Dataset excerpt
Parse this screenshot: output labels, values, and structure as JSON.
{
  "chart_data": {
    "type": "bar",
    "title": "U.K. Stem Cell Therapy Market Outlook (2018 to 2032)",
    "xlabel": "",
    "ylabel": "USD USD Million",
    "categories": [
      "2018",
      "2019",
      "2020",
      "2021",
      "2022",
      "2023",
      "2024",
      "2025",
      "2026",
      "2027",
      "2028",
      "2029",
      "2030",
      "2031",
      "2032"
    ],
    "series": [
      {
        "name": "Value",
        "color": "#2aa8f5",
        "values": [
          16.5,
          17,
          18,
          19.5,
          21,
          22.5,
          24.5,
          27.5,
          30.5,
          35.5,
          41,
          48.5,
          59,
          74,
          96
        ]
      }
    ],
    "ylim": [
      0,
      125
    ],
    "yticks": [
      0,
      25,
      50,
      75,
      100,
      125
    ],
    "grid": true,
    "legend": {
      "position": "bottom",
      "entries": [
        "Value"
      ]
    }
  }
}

[Exercise directions]: Find each line in the records holding the string "values" and show it.

[Full answer]:
Parse this screenshot: output labels, values, and structure as JSON.
        "values": [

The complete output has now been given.